EXCERPTED DATA
----

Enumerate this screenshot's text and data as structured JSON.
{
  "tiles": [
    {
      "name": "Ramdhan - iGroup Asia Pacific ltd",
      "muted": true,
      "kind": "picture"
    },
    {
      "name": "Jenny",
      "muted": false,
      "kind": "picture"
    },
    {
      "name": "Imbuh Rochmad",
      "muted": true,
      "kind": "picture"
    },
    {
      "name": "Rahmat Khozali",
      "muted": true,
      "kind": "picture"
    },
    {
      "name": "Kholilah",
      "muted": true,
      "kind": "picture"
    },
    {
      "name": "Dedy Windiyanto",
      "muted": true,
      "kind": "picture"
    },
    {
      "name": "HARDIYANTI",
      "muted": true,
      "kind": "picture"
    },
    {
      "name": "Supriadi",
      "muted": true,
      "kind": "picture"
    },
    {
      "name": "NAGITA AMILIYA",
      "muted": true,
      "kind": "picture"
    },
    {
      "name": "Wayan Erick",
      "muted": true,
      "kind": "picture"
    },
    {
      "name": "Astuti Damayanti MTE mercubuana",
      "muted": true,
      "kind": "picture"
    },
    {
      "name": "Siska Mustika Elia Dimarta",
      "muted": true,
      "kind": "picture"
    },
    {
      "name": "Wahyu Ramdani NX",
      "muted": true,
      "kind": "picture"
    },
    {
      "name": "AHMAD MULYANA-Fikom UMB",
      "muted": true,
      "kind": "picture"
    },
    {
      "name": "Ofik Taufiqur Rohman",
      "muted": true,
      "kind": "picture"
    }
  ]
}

----

WHAT YOU NEED TO DO
Please copy out each record, character for character.

PROBLEM SOLUTION
Enumerate this screenshot's text and data as structured JSON.
{
  "tiles": [
    {
      "name": "Ramdhan - iGroup Asia Pacific ltd",
      "muted": true,
      "kind": "picture"
    },
    {
      "name": "Jenny",
      "muted": false,
      "kind": "picture"
    },
    {
      "name": "Imbuh Rochmad",
      "muted": true,
      "kind": "picture"
    },
    {
      "name": "Rahmat Khozali",
      "muted": true,
      "kind": "picture"
    },
    {
      "name": "Kholilah",
      "muted": true,
      "kind": "picture"
    },
    {
      "name": "Dedy Windiyanto",
      "muted": true,
      "kind": "picture"
    },
    {
      "name": "HARDIYANTI",
      "muted": true,
      "kind": "picture"
    },
    {
      "name": "Supriadi",
      "muted": true,
      "kind": "picture"
    },
    {
      "name": "NAGITA AMILIYA",
      "muted": true,
      "kind": "picture"
    },
    {
      "name": "Wayan Erick",
      "muted": true,
      "kind": "picture"
    },
    {
      "name": "Astuti Damayanti MTE mercubuana",
      "muted": true,
      "kind": "picture"
    },
    {
      "name": "Siska Mustika Elia Dimarta",
      "muted": true,
      "kind": "picture"
    },
    {
      "name": "Wahyu Ramdani NX",
      "muted": true,
      "kind": "picture"
    },
    {
      "name": "AHMAD MULYANA-Fikom UMB",
      "muted": true,
      "kind": "picture"
    },
    {
      "name": "Ofik Taufiqur Rohman",
      "muted": true,
      "kind": "picture"
    }
  ]
}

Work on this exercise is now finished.